(Figure record extracts)
***

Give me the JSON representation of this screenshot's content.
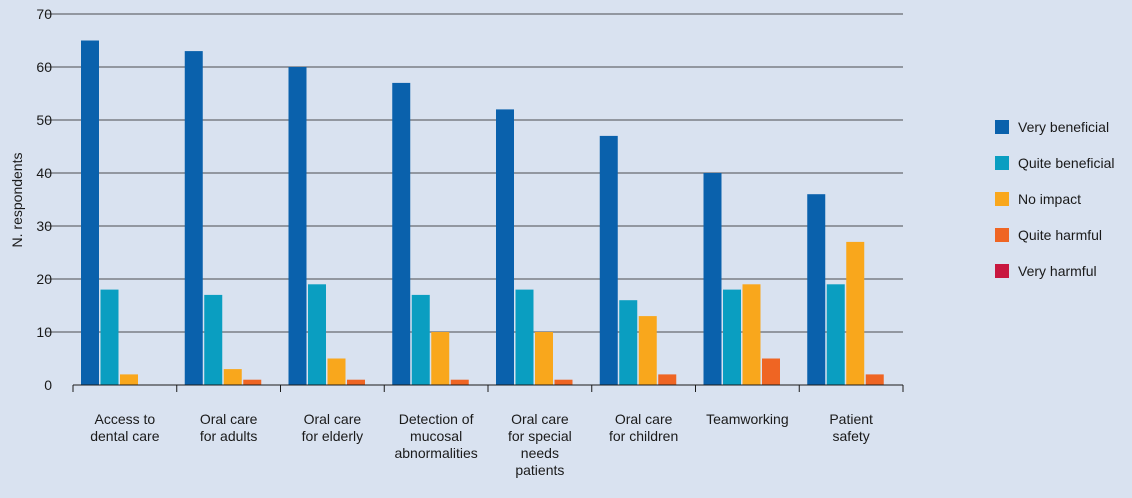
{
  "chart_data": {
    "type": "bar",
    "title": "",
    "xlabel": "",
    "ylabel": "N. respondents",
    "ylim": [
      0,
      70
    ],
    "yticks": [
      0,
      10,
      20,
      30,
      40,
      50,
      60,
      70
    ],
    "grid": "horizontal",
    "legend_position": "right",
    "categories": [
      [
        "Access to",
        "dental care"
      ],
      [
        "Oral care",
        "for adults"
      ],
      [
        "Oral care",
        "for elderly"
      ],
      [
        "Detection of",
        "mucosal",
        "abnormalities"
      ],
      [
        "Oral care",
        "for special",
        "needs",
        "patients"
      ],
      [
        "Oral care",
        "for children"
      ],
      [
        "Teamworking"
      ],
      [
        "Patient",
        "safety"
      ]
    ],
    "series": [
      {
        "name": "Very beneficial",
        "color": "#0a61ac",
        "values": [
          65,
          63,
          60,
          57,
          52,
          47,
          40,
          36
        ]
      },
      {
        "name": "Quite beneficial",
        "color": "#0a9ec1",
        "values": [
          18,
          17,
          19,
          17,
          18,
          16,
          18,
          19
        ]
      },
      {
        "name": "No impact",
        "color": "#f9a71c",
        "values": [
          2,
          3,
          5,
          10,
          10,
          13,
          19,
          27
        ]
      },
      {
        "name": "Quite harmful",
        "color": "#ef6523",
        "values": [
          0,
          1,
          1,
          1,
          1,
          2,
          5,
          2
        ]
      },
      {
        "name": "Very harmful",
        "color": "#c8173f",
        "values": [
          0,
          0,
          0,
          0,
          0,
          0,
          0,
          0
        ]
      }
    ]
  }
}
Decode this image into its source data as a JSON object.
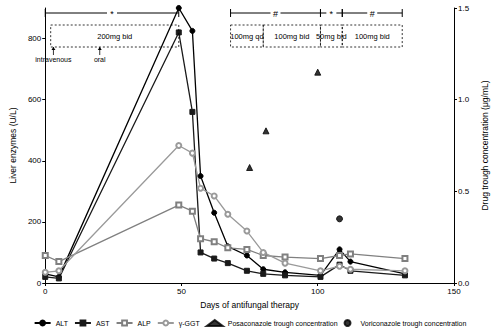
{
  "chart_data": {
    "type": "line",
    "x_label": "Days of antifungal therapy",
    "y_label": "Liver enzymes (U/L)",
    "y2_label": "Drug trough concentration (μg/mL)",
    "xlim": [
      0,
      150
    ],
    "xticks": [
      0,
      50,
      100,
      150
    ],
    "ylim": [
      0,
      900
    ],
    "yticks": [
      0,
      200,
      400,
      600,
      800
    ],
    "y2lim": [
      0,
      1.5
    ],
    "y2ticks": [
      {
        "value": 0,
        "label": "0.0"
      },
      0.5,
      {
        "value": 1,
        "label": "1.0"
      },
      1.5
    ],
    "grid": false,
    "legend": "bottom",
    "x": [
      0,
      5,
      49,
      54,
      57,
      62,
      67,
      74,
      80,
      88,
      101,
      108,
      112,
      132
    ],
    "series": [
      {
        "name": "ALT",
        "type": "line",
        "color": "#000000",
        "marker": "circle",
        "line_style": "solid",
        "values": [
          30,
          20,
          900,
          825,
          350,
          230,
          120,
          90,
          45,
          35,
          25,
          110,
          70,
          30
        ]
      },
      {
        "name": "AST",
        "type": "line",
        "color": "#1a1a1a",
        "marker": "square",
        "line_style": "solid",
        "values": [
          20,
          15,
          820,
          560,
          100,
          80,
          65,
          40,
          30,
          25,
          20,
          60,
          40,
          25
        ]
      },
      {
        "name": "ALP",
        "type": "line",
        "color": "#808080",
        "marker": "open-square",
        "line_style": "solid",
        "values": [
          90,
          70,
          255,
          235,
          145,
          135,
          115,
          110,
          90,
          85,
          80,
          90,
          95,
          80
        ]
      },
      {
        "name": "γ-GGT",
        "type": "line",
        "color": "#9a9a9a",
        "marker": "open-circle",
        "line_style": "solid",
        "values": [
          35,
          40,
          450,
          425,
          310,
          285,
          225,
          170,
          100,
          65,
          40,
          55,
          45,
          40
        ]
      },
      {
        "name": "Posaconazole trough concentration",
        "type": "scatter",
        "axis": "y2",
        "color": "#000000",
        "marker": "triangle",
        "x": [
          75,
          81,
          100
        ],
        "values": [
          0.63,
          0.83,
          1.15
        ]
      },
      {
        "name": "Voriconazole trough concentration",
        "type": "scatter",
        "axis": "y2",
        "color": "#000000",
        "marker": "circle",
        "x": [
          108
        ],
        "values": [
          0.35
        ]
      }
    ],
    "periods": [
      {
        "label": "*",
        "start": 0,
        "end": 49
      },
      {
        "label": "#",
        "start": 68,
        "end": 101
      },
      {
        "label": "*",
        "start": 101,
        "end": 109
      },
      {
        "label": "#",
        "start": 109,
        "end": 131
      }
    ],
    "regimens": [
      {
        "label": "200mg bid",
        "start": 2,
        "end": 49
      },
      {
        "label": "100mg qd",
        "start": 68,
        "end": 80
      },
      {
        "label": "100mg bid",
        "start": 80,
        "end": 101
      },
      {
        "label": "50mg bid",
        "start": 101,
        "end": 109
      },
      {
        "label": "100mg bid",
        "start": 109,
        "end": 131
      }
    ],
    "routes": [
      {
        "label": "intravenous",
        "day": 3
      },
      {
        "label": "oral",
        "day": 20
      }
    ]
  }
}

***

Brief -> The records above should be duplicated exactly, with none of their pictures kept.

Answer for this exercise ->
Give me the JSON representation of this screenshot's content.
{
  "chart_data": {
    "type": "bar",
    "title": "",
    "xlabel": "",
    "ylabel": "N. respondents",
    "ylim": [
      0,
      70
    ],
    "yticks": [
      0,
      10,
      20,
      30,
      40,
      50,
      60,
      70
    ],
    "grid": "horizontal",
    "legend_position": "right",
    "categories": [
      [
        "Access to",
        "dental care"
      ],
      [
        "Oral care",
        "for adults"
      ],
      [
        "Oral care",
        "for elderly"
      ],
      [
        "Detection of",
        "mucosal",
        "abnormalities"
      ],
      [
        "Oral care",
        "for special",
        "needs",
        "patients"
      ],
      [
        "Oral care",
        "for children"
      ],
      [
        "Teamworking"
      ],
      [
        "Patient",
        "safety"
      ]
    ],
    "series": [
      {
        "name": "Very beneficial",
        "color": "#0a61ac",
        "values": [
          65,
          63,
          60,
          57,
          52,
          47,
          40,
          36
        ]
      },
      {
        "name": "Quite beneficial",
        "color": "#0a9ec1",
        "values": [
          18,
          17,
          19,
          17,
          18,
          16,
          18,
          19
        ]
      },
      {
        "name": "No impact",
        "color": "#f9a71c",
        "values": [
          2,
          3,
          5,
          10,
          10,
          13,
          19,
          27
        ]
      },
      {
        "name": "Quite harmful",
        "color": "#ef6523",
        "values": [
          0,
          1,
          1,
          1,
          1,
          2,
          5,
          2
        ]
      },
      {
        "name": "Very harmful",
        "color": "#c8173f",
        "values": [
          0,
          0,
          0,
          0,
          0,
          0,
          0,
          0
        ]
      }
    ]
  }
}
Decode this image into its source data as a JSON object.
{
  "chart_data": {
    "type": "line",
    "x_label": "Days of antifungal therapy",
    "y_label": "Liver enzymes (U/L)",
    "y2_label": "Drug trough concentration (μg/mL)",
    "xlim": [
      0,
      150
    ],
    "xticks": [
      0,
      50,
      100,
      150
    ],
    "ylim": [
      0,
      900
    ],
    "yticks": [
      0,
      200,
      400,
      600,
      800
    ],
    "y2lim": [
      0,
      1.5
    ],
    "y2ticks": [
      {
        "value": 0,
        "label": "0.0"
      },
      0.5,
      {
        "value": 1,
        "label": "1.0"
      },
      1.5
    ],
    "grid": false,
    "legend": "bottom",
    "x": [
      0,
      5,
      49,
      54,
      57,
      62,
      67,
      74,
      80,
      88,
      101,
      108,
      112,
      132
    ],
    "series": [
      {
        "name": "ALT",
        "type": "line",
        "color": "#000000",
        "marker": "circle",
        "line_style": "solid",
        "values": [
          30,
          20,
          900,
          825,
          350,
          230,
          120,
          90,
          45,
          35,
          25,
          110,
          70,
          30
        ]
      },
      {
        "name": "AST",
        "type": "line",
        "color": "#1a1a1a",
        "marker": "square",
        "line_style": "solid",
        "values": [
          20,
          15,
          820,
          560,
          100,
          80,
          65,
          40,
          30,
          25,
          20,
          60,
          40,
          25
        ]
      },
      {
        "name": "ALP",
        "type": "line",
        "color": "#808080",
        "marker": "open-square",
        "line_style": "solid",
        "values": [
          90,
          70,
          255,
          235,
          145,
          135,
          115,
          110,
          90,
          85,
          80,
          90,
          95,
          80
        ]
      },
      {
        "name": "γ-GGT",
        "type": "line",
        "color": "#9a9a9a",
        "marker": "open-circle",
        "line_style": "solid",
        "values": [
          35,
          40,
          450,
          425,
          310,
          285,
          225,
          170,
          100,
          65,
          40,
          55,
          45,
          40
        ]
      },
      {
        "name": "Posaconazole trough concentration",
        "type": "scatter",
        "axis": "y2",
        "color": "#000000",
        "marker": "triangle",
        "x": [
          75,
          81,
          100
        ],
        "values": [
          0.63,
          0.83,
          1.15
        ]
      },
      {
        "name": "Voriconazole trough concentration",
        "type": "scatter",
        "axis": "y2",
        "color": "#000000",
        "marker": "circle",
        "x": [
          108
        ],
        "values": [
          0.35
        ]
      }
    ],
    "periods": [
      {
        "label": "*",
        "start": 0,
        "end": 49
      },
      {
        "label": "#",
        "start": 68,
        "end": 101
      },
      {
        "label": "*",
        "start": 101,
        "end": 109
      },
      {
        "label": "#",
        "start": 109,
        "end": 131
      }
    ],
    "regimens": [
      {
        "label": "200mg bid",
        "start": 2,
        "end": 49
      },
      {
        "label": "100mg qd",
        "start": 68,
        "end": 80
      },
      {
        "label": "100mg bid",
        "start": 80,
        "end": 101
      },
      {
        "label": "50mg bid",
        "start": 101,
        "end": 109
      },
      {
        "label": "100mg bid",
        "start": 109,
        "end": 131
      }
    ],
    "routes": [
      {
        "label": "intravenous",
        "day": 3
      },
      {
        "label": "oral",
        "day": 20
      }
    ]
  }
}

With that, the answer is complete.